O QUE FAZER:
a: Liste os grupos de corredores que o texto sobre o VO2max identifica pelo nível de treino ou de desempenho.
b: Reescreva em forma de lista o parágrafo do texto sobre o VO2max que começa com "Este fenômeno tem intrigado", mantendo os fatos principais.
c: Por favor, prossiga com o texto sobre o VO2max a partir do ponto em que ele termina.

Este fenômeno tem intrigado pesquisadores por gerações, pois aí estaria o "limite" da performance de cada um. Inicialmente se pensava que corredores menos treinados não eram capazes de demonstrar o platô, pois não conseguiam correr até o limite de sua capacidade. Por outro lado, um corredor que confirmasse o platô havia atingido o seu limite absoluto, e não haveria quantidade de treino capaz e aumentar seu VO2max. É como se cada um de nós tivesse uma linha finita de aumento de VO2max pré-determinada, que só apresentasse o tal fenômeno quando chegássemos ao final dela.

Hoje se sabe que as coisas não são bem assim. Corredores de altíssimo nível às vezes não apresentam o platô, e corredores medíocres o fazem, o que tem abalado um pouco a reputação do fenômeno, enquanto indicador do "limite absoluto" da capacidade cardiovascular. Além da inconstância da detecção do platô, até cerca de dois anos atrás pouco havia sido feito para contestar sua importância. O que nos leva de volta ao trabalho que estamos desenvolvendo na Cidade do Cabo (África do Sul), em parceria com outras seis universidades. Para explicar o que estamos fazendo, vamos recapitular um pouco como se testa o VO2max de um corredor.

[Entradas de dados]
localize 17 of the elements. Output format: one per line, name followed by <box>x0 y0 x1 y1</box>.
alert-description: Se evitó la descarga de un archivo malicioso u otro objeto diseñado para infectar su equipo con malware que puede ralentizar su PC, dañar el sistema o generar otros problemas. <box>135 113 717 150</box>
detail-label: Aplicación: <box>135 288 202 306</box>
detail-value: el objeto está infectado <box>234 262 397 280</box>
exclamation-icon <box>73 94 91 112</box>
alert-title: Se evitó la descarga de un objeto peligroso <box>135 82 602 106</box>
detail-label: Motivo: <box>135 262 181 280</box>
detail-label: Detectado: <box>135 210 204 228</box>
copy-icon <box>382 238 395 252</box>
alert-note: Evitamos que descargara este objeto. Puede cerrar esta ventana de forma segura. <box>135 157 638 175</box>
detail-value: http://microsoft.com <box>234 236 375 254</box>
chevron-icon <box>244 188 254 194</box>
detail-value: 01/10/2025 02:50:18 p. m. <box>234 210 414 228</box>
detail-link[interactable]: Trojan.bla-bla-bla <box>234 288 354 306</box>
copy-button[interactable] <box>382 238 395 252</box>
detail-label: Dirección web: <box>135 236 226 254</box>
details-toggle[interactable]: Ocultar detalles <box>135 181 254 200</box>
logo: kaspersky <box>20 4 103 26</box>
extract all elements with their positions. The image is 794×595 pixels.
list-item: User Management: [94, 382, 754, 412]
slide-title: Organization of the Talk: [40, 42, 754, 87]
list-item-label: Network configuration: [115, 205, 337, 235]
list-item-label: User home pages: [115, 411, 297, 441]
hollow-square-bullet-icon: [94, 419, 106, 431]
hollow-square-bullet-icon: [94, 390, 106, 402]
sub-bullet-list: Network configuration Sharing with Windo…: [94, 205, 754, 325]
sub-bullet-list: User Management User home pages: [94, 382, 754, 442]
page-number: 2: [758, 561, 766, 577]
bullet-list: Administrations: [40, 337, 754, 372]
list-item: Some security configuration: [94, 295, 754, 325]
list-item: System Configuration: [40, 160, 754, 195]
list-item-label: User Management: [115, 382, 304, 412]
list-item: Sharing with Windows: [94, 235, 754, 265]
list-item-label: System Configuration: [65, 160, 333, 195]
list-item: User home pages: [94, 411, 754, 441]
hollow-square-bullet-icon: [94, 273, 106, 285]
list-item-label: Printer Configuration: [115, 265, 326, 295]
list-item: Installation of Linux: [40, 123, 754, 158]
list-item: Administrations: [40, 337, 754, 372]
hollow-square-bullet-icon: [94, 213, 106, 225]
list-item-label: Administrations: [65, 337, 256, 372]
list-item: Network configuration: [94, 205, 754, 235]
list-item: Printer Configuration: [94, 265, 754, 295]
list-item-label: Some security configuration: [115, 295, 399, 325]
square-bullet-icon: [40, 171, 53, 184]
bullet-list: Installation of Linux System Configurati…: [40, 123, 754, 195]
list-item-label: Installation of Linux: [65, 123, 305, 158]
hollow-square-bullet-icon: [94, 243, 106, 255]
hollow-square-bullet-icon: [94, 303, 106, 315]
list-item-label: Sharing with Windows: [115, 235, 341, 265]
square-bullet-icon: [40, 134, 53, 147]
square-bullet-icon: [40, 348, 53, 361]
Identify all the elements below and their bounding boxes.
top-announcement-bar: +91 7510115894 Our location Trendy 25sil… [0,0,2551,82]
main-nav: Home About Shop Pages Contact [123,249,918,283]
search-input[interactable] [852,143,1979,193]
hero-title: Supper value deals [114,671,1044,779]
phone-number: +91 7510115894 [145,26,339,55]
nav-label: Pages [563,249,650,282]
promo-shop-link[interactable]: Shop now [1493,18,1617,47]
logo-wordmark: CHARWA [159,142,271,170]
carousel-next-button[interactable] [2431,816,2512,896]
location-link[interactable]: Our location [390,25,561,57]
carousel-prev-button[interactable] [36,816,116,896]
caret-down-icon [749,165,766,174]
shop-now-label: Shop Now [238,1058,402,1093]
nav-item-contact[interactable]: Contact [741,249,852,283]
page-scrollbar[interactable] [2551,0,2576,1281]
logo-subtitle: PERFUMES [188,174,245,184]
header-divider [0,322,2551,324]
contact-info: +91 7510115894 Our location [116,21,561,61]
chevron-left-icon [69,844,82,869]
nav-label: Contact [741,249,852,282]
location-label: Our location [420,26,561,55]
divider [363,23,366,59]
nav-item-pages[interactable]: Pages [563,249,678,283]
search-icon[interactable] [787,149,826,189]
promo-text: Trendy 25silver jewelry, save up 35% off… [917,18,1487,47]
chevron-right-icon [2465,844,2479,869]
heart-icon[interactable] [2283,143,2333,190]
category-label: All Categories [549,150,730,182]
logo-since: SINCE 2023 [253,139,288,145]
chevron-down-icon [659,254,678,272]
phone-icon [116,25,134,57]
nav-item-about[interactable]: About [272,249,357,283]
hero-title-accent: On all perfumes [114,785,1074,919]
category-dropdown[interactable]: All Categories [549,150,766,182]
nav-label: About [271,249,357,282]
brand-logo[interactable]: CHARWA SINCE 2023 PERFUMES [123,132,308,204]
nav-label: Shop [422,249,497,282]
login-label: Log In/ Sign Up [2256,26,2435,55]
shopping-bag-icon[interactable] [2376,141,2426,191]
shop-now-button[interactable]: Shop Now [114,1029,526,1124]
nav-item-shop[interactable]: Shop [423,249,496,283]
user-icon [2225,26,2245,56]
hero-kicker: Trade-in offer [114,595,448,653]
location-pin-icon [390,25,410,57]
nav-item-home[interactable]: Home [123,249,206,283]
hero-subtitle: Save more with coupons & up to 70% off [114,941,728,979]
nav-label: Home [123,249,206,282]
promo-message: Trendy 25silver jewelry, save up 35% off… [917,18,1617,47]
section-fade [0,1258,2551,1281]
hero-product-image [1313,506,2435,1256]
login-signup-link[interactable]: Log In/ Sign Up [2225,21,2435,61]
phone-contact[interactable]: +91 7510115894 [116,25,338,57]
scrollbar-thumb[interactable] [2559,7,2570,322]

RESPOSTAS DOS EXERCÍCIOS:
a:
- corredores menos treinados
- corredores de altíssimo nível
- corredores medíocres

b:
- O fenômeno intriga pesquisadores há gerações porque indicaria o "limite" da performance de cada um.
- Antes se pensava que corredores menos treinados não demonstravam o platô, pois não conseguiam correr até o limite de sua capacidade.
- Um corredor que confirmasse o platô teria atingido seu limite absoluto, e nenhuma quantidade de treino aumentaria seu VO2max.
- Seria como se cada pessoa tivesse uma linha finita e predeterminada de aumento do VO2max, e o fenômeno só aparecesse ao final dela.

c:
Um teste de VO2max é normalmente um teste incremental, em que a velocidade de corrida aumenta progressivamente ao longo do tempo, por exemplo 1 km/h a cada minuto, até que o corredor não consiga mais acompanhar a velocidade da esteira. Sim, às vezes é preciso deixar alguém junto à esteira esperando por uma eventual queda. Se o corredor não demonstra o platô ao final do teste, ele faz uma pausa e volta à esteira, numa velocidade ainda mais alta que a última do seu teste.

Assim, se comparam os consumos de oxigênio entre as diferentes velocidades para se estabelecer se houve ou não aumento no VO2.. Com base nestes testes, já ficou claro que não é possível tentar aumentar o VO2max de alguém aumentando a velocidade de corrida, além da alcançada no teste incremental. A alternativa então era diminuir a velocidade e ver o que acontecia! Apesar de ser, à primeira impressão, uma lógica oca, pois diminuindo a velocidade de corrida diminui também o gasto energético, existe uma série de motivos para acreditar que a estratégia poderia dar resultados positivos.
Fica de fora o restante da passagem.